▸ TASK DETAILS
Reproduce each line of the material precisely.

▸ EXTRACTED MATERIAL
#####
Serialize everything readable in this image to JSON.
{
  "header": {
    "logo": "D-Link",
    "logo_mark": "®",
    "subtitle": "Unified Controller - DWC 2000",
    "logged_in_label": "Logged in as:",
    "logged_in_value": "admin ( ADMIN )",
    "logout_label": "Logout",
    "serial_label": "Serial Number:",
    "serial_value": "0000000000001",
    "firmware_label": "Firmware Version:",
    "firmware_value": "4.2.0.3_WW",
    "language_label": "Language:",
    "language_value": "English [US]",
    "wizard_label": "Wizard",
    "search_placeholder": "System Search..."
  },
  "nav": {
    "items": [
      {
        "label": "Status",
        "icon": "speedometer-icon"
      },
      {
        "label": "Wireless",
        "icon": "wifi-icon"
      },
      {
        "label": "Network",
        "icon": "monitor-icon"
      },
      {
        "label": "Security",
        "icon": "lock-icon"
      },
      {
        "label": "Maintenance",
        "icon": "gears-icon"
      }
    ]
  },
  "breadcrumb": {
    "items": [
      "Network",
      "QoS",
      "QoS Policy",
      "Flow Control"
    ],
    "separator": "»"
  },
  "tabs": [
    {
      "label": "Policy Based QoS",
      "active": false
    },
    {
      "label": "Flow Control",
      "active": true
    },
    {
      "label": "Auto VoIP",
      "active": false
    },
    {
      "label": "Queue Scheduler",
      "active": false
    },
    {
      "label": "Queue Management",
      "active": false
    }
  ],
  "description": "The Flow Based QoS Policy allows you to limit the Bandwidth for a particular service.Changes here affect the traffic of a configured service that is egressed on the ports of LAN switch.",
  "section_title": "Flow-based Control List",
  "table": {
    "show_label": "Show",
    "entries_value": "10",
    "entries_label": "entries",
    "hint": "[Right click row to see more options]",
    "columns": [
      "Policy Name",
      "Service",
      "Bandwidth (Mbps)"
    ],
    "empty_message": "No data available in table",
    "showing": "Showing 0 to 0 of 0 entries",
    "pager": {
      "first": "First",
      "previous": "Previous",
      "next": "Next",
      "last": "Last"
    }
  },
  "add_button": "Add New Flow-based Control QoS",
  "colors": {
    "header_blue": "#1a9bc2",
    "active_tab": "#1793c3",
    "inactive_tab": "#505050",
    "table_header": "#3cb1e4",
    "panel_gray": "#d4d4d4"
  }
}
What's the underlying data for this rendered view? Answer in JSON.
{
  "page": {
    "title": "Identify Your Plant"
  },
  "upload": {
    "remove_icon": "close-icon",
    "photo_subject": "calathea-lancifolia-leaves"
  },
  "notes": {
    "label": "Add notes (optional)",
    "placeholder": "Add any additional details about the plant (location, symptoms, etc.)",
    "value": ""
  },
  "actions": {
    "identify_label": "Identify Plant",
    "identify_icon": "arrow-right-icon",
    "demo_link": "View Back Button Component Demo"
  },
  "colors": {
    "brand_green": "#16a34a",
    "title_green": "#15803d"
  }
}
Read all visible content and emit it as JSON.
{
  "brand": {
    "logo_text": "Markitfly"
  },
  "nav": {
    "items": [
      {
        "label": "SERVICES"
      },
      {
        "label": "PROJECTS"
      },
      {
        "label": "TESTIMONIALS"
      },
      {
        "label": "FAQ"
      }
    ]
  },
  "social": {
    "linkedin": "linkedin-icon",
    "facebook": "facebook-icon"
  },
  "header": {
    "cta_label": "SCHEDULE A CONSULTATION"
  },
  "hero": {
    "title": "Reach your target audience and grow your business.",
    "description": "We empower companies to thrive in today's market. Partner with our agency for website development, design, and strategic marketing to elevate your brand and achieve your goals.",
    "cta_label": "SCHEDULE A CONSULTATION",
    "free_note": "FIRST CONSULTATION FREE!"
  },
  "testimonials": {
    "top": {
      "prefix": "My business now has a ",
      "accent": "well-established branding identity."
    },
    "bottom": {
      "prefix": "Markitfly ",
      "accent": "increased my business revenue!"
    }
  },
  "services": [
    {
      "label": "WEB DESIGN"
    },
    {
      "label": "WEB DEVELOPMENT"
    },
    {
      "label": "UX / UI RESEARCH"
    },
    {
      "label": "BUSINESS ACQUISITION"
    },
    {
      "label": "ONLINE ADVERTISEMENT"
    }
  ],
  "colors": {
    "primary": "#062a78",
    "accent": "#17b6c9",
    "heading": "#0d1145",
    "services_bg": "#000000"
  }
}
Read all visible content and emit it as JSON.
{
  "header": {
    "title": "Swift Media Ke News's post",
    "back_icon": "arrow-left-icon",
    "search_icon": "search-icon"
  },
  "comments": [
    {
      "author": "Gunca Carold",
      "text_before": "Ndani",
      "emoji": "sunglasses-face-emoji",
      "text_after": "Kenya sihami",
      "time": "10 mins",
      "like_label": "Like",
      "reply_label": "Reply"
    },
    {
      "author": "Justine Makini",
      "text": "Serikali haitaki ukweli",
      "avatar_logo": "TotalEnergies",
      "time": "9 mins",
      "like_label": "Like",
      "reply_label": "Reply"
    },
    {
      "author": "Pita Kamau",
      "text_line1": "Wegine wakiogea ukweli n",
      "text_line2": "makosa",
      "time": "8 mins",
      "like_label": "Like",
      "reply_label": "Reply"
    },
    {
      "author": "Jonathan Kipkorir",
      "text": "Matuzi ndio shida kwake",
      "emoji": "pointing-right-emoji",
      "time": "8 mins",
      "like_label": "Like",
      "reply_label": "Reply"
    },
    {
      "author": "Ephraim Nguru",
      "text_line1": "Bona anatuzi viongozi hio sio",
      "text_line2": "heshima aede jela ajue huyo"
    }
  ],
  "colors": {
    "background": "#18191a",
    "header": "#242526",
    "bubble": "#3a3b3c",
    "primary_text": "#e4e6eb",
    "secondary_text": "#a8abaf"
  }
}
#####
▸ FULL OUTPUT
Serialize everything readable in this image to JSON.
{
  "header": {
    "logo": "D-Link",
    "logo_mark": "®",
    "subtitle": "Unified Controller - DWC 2000",
    "logged_in_label": "Logged in as:",
    "logged_in_value": "admin ( ADMIN )",
    "logout_label": "Logout",
    "serial_label": "Serial Number:",
    "serial_value": "0000000000001",
    "firmware_label": "Firmware Version:",
    "firmware_value": "4.2.0.3_WW",
    "language_label": "Language:",
    "language_value": "English [US]",
    "wizard_label": "Wizard",
    "search_placeholder": "System Search..."
  },
  "nav": {
    "items": [
      {
        "label": "Status",
        "icon": "speedometer-icon"
      },
      {
        "label": "Wireless",
        "icon": "wifi-icon"
      },
      {
        "label": "Network",
        "icon": "monitor-icon"
      },
      {
        "label": "Security",
        "icon": "lock-icon"
      },
      {
        "label": "Maintenance",
        "icon": "gears-icon"
      }
    ]
  },
  "breadcrumb": {
    "items": [
      "Network",
      "QoS",
      "QoS Policy",
      "Flow Control"
    ],
    "separator": "»"
  },
  "tabs": [
    {
      "label": "Policy Based QoS",
      "active": false
    },
    {
      "label": "Flow Control",
      "active": true
    },
    {
      "label": "Auto VoIP",
      "active": false
    },
    {
      "label": "Queue Scheduler",
      "active": false
    },
    {
      "label": "Queue Management",
      "active": false
    }
  ],
  "description": "The Flow Based QoS Policy allows you to limit the Bandwidth for a particular service.Changes here affect the traffic of a configured service that is egressed on the ports of LAN switch.",
  "section_title": "Flow-based Control List",
  "table": {
    "show_label": "Show",
    "entries_value": "10",
    "entries_label": "entries",
    "hint": "[Right click row to see more options]",
    "columns": [
      "Policy Name",
      "Service",
      "Bandwidth (Mbps)"
    ],
    "empty_message": "No data available in table",
    "showing": "Showing 0 to 0 of 0 entries",
    "pager": {
      "first": "First",
      "previous": "Previous",
      "next": "Next",
      "last": "Last"
    }
  },
  "add_button": "Add New Flow-based Control QoS",
  "colors": {
    "header_blue": "#1a9bc2",
    "active_tab": "#1793c3",
    "inactive_tab": "#505050",
    "table_header": "#3cb1e4",
    "panel_gray": "#d4d4d4"
  }
}
What's the underlying data for this rendered view? Answer in JSON.
{
  "page": {
    "title": "Identify Your Plant"
  },
  "upload": {
    "remove_icon": "close-icon",
    "photo_subject": "calathea-lancifolia-leaves"
  },
  "notes": {
    "label": "Add notes (optional)",
    "placeholder": "Add any additional details about the plant (location, symptoms, etc.)",
    "value": ""
  },
  "actions": {
    "identify_label": "Identify Plant",
    "identify_icon": "arrow-right-icon",
    "demo_link": "View Back Button Component Demo"
  },
  "colors": {
    "brand_green": "#16a34a",
    "title_green": "#15803d"
  }
}
Read all visible content and emit it as JSON.
{
  "brand": {
    "logo_text": "Markitfly"
  },
  "nav": {
    "items": [
      {
        "label": "SERVICES"
      },
      {
        "label": "PROJECTS"
      },
      {
        "label": "TESTIMONIALS"
      },
      {
        "label": "FAQ"
      }
    ]
  },
  "social": {
    "linkedin": "linkedin-icon",
    "facebook": "facebook-icon"
  },
  "header": {
    "cta_label": "SCHEDULE A CONSULTATION"
  },
  "hero": {
    "title": "Reach your target audience and grow your business.",
    "description": "We empower companies to thrive in today's market. Partner with our agency for website development, design, and strategic marketing to elevate your brand and achieve your goals.",
    "cta_label": "SCHEDULE A CONSULTATION",
    "free_note": "FIRST CONSULTATION FREE!"
  },
  "testimonials": {
    "top": {
      "prefix": "My business now has a ",
      "accent": "well-established branding identity."
    },
    "bottom": {
      "prefix": "Markitfly ",
      "accent": "increased my business revenue!"
    }
  },
  "services": [
    {
      "label": "WEB DESIGN"
    },
    {
      "label": "WEB DEVELOPMENT"
    },
    {
      "label": "UX / UI RESEARCH"
    },
    {
      "label": "BUSINESS ACQUISITION"
    },
    {
      "label": "ONLINE ADVERTISEMENT"
    }
  ],
  "colors": {
    "primary": "#062a78",
    "accent": "#17b6c9",
    "heading": "#0d1145",
    "services_bg": "#000000"
  }
}
Read all visible content and emit it as JSON.
{
  "header": {
    "title": "Swift Media Ke News's post",
    "back_icon": "arrow-left-icon",
    "search_icon": "search-icon"
  },
  "comments": [
    {
      "author": "Gunca Carold",
      "text_before": "Ndani",
      "emoji": "sunglasses-face-emoji",
      "text_after": "Kenya sihami",
      "time": "10 mins",
      "like_label": "Like",
      "reply_label": "Reply"
    },
    {
      "author": "Justine Makini",
      "text": "Serikali haitaki ukweli",
      "avatar_logo": "TotalEnergies",
      "time": "9 mins",
      "like_label": "Like",
      "reply_label": "Reply"
    },
    {
      "author": "Pita Kamau",
      "text_line1": "Wegine wakiogea ukweli n",
      "text_line2": "makosa",
      "time": "8 mins",
      "like_label": "Like",
      "reply_label": "Reply"
    },
    {
      "author": "Jonathan Kipkorir",
      "text": "Matuzi ndio shida kwake",
      "emoji": "pointing-right-emoji",
      "time": "8 mins",
      "like_label": "Like",
      "reply_label": "Reply"
    },
    {
      "author": "Ephraim Nguru",
      "text_line1": "Bona anatuzi viongozi hio sio",
      "text_line2": "heshima aede jela ajue huyo"
    }
  ],
  "colors": {
    "background": "#18191a",
    "header": "#242526",
    "bubble": "#3a3b3c",
    "primary_text": "#e4e6eb",
    "secondary_text": "#a8abaf"
  }
}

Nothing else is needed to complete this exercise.